== What is needed ==
Count how many lines include "CWERRU" and answer with that number only.

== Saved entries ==
▬▬▬▬▬▬

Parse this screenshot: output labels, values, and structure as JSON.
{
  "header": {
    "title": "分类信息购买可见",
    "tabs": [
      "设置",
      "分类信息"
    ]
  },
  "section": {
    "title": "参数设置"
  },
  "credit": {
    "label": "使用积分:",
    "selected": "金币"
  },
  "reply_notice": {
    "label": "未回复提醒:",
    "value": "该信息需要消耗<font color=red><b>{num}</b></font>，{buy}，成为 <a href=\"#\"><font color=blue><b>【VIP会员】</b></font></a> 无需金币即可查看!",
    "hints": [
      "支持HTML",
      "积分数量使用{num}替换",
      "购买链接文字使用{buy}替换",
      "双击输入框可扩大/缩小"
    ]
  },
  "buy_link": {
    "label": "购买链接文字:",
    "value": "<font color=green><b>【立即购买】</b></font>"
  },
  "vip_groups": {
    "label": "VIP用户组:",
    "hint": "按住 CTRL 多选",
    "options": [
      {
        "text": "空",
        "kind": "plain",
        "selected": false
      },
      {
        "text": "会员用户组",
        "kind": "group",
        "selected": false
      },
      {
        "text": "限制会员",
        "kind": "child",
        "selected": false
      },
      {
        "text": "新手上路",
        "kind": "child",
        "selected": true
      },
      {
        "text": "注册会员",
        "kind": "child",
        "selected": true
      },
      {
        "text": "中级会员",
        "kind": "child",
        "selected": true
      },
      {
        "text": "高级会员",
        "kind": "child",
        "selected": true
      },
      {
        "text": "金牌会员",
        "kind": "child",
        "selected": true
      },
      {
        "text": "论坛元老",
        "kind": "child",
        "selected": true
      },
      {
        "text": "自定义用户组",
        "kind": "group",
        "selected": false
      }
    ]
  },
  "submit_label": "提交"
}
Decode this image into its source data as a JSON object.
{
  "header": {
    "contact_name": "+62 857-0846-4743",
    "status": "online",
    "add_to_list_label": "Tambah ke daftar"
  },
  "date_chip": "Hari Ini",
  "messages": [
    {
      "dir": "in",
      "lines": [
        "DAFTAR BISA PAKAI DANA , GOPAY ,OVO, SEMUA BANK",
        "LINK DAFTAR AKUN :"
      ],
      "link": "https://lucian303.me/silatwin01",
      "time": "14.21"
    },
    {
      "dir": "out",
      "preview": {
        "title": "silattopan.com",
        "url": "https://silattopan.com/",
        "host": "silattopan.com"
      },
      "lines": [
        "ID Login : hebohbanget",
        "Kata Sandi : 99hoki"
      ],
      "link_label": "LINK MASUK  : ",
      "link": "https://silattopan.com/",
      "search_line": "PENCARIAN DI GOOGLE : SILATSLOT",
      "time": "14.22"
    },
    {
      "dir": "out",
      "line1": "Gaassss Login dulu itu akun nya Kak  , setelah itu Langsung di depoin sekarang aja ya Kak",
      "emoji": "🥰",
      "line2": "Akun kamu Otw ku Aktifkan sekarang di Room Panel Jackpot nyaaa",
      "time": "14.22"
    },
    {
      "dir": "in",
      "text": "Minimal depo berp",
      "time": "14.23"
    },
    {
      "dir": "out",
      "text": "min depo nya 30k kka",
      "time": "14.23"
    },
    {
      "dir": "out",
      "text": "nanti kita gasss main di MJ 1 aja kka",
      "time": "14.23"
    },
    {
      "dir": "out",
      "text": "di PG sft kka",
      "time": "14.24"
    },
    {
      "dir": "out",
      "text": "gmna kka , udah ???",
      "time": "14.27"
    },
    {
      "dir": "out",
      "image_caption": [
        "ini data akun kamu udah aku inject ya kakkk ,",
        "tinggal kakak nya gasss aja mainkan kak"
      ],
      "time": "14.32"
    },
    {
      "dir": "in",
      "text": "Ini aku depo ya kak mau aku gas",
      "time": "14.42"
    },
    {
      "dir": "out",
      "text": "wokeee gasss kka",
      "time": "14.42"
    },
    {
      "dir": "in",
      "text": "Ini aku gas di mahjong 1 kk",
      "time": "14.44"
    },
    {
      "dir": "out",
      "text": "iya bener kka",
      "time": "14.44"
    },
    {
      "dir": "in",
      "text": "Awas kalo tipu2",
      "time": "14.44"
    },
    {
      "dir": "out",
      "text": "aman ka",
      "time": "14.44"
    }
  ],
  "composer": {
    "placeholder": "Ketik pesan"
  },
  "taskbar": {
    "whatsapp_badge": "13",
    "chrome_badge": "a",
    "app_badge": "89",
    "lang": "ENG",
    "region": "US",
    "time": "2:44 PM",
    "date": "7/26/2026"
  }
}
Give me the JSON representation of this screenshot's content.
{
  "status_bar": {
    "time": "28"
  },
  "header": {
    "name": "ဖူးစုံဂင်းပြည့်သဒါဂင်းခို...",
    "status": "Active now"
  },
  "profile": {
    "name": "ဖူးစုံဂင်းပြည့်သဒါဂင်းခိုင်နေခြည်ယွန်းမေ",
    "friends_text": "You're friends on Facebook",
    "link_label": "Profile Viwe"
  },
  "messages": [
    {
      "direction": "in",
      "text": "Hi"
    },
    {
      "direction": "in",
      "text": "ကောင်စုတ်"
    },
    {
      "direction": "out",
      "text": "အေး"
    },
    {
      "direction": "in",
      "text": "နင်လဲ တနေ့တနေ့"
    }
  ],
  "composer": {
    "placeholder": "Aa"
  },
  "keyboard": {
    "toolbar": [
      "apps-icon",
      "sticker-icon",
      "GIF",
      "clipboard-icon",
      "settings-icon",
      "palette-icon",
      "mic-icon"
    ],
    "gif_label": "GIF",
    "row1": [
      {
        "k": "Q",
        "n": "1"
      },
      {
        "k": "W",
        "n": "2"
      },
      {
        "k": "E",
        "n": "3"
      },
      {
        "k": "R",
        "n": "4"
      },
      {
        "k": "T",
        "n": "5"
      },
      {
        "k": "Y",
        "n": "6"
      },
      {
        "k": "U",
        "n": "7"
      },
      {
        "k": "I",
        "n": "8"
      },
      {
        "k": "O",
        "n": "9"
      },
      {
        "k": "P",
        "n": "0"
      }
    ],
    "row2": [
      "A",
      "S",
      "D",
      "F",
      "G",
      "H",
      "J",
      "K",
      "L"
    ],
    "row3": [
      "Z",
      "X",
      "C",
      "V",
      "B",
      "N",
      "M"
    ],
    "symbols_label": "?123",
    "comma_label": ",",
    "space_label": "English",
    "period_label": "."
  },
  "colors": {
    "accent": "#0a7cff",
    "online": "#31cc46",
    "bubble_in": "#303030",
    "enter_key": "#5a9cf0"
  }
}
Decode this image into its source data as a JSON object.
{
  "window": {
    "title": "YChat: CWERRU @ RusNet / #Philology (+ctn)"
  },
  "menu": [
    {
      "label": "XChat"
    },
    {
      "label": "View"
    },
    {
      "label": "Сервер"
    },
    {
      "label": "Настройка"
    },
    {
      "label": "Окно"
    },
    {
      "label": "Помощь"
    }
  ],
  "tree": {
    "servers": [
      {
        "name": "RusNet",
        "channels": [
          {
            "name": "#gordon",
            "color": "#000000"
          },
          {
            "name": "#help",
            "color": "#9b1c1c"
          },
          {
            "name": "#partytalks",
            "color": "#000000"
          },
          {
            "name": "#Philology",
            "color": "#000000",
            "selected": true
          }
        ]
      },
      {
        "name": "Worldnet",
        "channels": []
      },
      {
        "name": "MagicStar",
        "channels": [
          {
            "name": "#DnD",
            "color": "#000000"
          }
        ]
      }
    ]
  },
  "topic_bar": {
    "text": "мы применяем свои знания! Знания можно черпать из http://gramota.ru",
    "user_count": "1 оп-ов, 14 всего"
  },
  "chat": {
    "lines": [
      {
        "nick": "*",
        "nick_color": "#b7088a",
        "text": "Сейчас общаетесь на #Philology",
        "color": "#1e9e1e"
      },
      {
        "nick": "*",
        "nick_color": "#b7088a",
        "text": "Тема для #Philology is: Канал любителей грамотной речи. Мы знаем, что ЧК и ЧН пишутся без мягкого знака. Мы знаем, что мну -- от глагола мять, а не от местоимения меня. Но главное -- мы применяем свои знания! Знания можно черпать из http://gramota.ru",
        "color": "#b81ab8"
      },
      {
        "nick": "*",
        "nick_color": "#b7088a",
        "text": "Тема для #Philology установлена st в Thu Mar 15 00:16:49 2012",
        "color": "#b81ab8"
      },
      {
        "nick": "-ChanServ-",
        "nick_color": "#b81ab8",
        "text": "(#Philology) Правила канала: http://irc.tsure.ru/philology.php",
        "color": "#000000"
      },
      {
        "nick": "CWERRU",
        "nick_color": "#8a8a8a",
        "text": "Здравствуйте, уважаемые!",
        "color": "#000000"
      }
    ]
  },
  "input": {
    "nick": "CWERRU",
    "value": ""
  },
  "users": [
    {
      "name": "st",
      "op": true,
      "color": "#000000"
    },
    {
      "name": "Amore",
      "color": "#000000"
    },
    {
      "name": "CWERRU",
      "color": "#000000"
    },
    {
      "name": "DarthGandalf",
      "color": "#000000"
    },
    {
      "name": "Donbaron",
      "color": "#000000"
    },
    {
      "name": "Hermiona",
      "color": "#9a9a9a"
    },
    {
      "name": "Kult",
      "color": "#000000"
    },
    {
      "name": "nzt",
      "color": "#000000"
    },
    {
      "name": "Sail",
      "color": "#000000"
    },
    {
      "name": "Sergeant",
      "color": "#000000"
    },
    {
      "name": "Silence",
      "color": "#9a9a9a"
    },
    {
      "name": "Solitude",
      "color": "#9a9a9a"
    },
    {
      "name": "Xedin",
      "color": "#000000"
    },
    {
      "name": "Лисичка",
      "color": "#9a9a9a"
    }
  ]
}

▬▬▬▬▬▬

== Response below ==
4